» Work required: Find the string "Years" in the listing and report every line that has it.

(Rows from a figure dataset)
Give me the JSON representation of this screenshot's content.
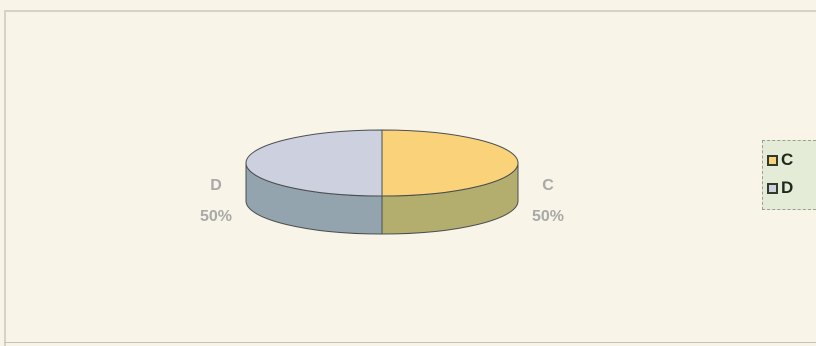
{
  "chart_data": {
    "type": "pie",
    "style": "3d",
    "title": "",
    "slices": [
      {
        "label": "C",
        "value": 50,
        "percent_label": "50%",
        "top_color": "#f9d27a",
        "side_color": "#b3ae6e"
      },
      {
        "label": "D",
        "value": 50,
        "percent_label": "50%",
        "top_color": "#cdd0de",
        "side_color": "#93a4ae"
      }
    ],
    "legend": {
      "placement": "right",
      "entries": [
        "C",
        "D"
      ]
    }
  }
}
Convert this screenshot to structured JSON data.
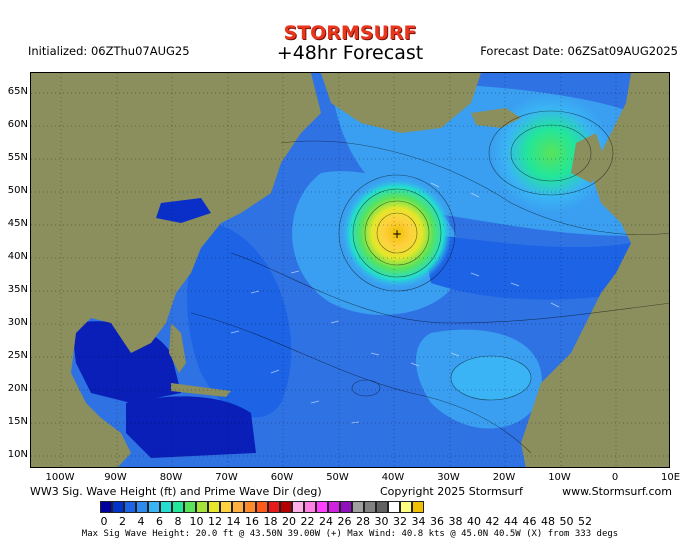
{
  "header": {
    "logo": "STORMSURF",
    "title": "+48hr Forecast",
    "initialized": "Initialized: 06ZThu07AUG25",
    "forecast_date": "Forecast Date: 06ZSat09AUG2025"
  },
  "axes": {
    "lat_labels": [
      "65N",
      "60N",
      "55N",
      "50N",
      "45N",
      "40N",
      "35N",
      "30N",
      "25N",
      "20N",
      "15N",
      "10N"
    ],
    "lon_labels": [
      "100W",
      "90W",
      "80W",
      "70W",
      "60W",
      "50W",
      "40W",
      "30W",
      "20W",
      "10W",
      "0",
      "10E"
    ]
  },
  "footer": {
    "caption": "WW3 Sig. Wave Height (ft) and Prime Wave Dir (deg)",
    "copyright": "Copyright 2025 Stormsurf",
    "website": "www.Stormsurf.com",
    "stats": "Max Sig Wave Height: 20.0 ft @ 43.50N 39.00W (+)  Max Wind: 40.8 kts @ 45.0N 40.5W (X) from 333 degs"
  },
  "scale": {
    "labels": [
      "0",
      "2",
      "4",
      "6",
      "8",
      "10",
      "12",
      "14",
      "16",
      "18",
      "20",
      "22",
      "24",
      "26",
      "28",
      "30",
      "32",
      "34",
      "36",
      "38",
      "40",
      "42",
      "44",
      "46",
      "48",
      "50",
      "52"
    ],
    "colors": [
      "#0000a0",
      "#0033cc",
      "#1d63e6",
      "#2f8af0",
      "#3ab4f5",
      "#22ddd0",
      "#22e69a",
      "#5ae35a",
      "#a6e33a",
      "#e6e62a",
      "#ffd040",
      "#ffb040",
      "#ff8a2a",
      "#ff5a1a",
      "#e61a1a",
      "#b40000",
      "#ffb0e6",
      "#ff80e0",
      "#ff40ff",
      "#d020e0",
      "#9010c0",
      "#a0a0a0",
      "#808080",
      "#606060",
      "#ffffff",
      "#ffff80",
      "#f0c000"
    ]
  },
  "map": {
    "land_color": "#8b8f5e",
    "ocean_base_color": "#2f6fe0",
    "max_marker": "+"
  }
}
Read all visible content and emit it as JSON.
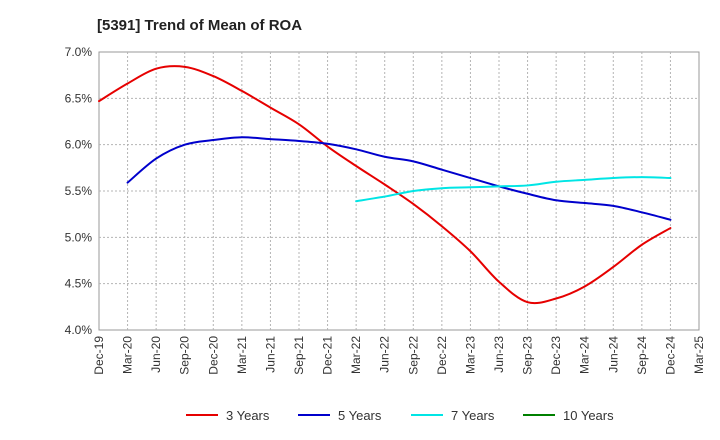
{
  "chart_data": {
    "type": "line",
    "title": "[5391]  Trend of Mean of ROA",
    "xlabel": "",
    "ylabel": "",
    "x_ticks": [
      "Dec-19",
      "Mar-20",
      "Jun-20",
      "Sep-20",
      "Dec-20",
      "Mar-21",
      "Jun-21",
      "Sep-21",
      "Dec-21",
      "Mar-22",
      "Jun-22",
      "Sep-22",
      "Dec-22",
      "Mar-23",
      "Jun-23",
      "Sep-23",
      "Dec-23",
      "Mar-24",
      "Jun-24",
      "Sep-24",
      "Dec-24",
      "Mar-25"
    ],
    "y_ticks": [
      "7.0%",
      "6.5%",
      "6.0%",
      "5.5%",
      "5.0%",
      "4.5%",
      "4.0%"
    ],
    "ylim": [
      4.0,
      7.0
    ],
    "grid": "both, dashed",
    "legend_position": "bottom",
    "series": [
      {
        "name": "3 Years",
        "color": "#e60000",
        "points": [
          [
            "Dec-19",
            6.47
          ],
          [
            "Mar-20",
            6.66
          ],
          [
            "Jun-20",
            6.82
          ],
          [
            "Sep-20",
            6.84
          ],
          [
            "Dec-20",
            6.74
          ],
          [
            "Mar-21",
            6.58
          ],
          [
            "Jun-21",
            6.4
          ],
          [
            "Sep-21",
            6.22
          ],
          [
            "Dec-21",
            5.98
          ],
          [
            "Mar-22",
            5.77
          ],
          [
            "Jun-22",
            5.57
          ],
          [
            "Sep-22",
            5.36
          ],
          [
            "Dec-22",
            5.12
          ],
          [
            "Mar-23",
            4.85
          ],
          [
            "Jun-23",
            4.52
          ],
          [
            "Sep-23",
            4.3
          ],
          [
            "Dec-23",
            4.34
          ],
          [
            "Mar-24",
            4.47
          ],
          [
            "Jun-24",
            4.68
          ],
          [
            "Sep-24",
            4.92
          ],
          [
            "Dec-24",
            5.1
          ]
        ]
      },
      {
        "name": "5 Years",
        "color": "#0000cc",
        "points": [
          [
            "Mar-20",
            5.59
          ],
          [
            "Jun-20",
            5.85
          ],
          [
            "Sep-20",
            6.0
          ],
          [
            "Dec-20",
            6.05
          ],
          [
            "Mar-21",
            6.08
          ],
          [
            "Jun-21",
            6.06
          ],
          [
            "Sep-21",
            6.04
          ],
          [
            "Dec-21",
            6.01
          ],
          [
            "Mar-22",
            5.95
          ],
          [
            "Jun-22",
            5.87
          ],
          [
            "Sep-22",
            5.82
          ],
          [
            "Dec-22",
            5.73
          ],
          [
            "Mar-23",
            5.64
          ],
          [
            "Jun-23",
            5.55
          ],
          [
            "Sep-23",
            5.47
          ],
          [
            "Dec-23",
            5.4
          ],
          [
            "Mar-24",
            5.37
          ],
          [
            "Jun-24",
            5.34
          ],
          [
            "Sep-24",
            5.27
          ],
          [
            "Dec-24",
            5.19
          ]
        ]
      },
      {
        "name": "7 Years",
        "color": "#00e5e5",
        "points": [
          [
            "Mar-22",
            5.39
          ],
          [
            "Jun-22",
            5.44
          ],
          [
            "Sep-22",
            5.5
          ],
          [
            "Dec-22",
            5.53
          ],
          [
            "Mar-23",
            5.54
          ],
          [
            "Jun-23",
            5.55
          ],
          [
            "Sep-23",
            5.56
          ],
          [
            "Dec-23",
            5.6
          ],
          [
            "Mar-24",
            5.62
          ],
          [
            "Jun-24",
            5.64
          ],
          [
            "Sep-24",
            5.65
          ],
          [
            "Dec-24",
            5.64
          ]
        ]
      },
      {
        "name": "10 Years",
        "color": "#008000",
        "points": []
      }
    ]
  }
}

» Answer:
        "name": "3 Years",
        "name": "5 Years",
        "name": "7 Years",
        "name": "10 Years",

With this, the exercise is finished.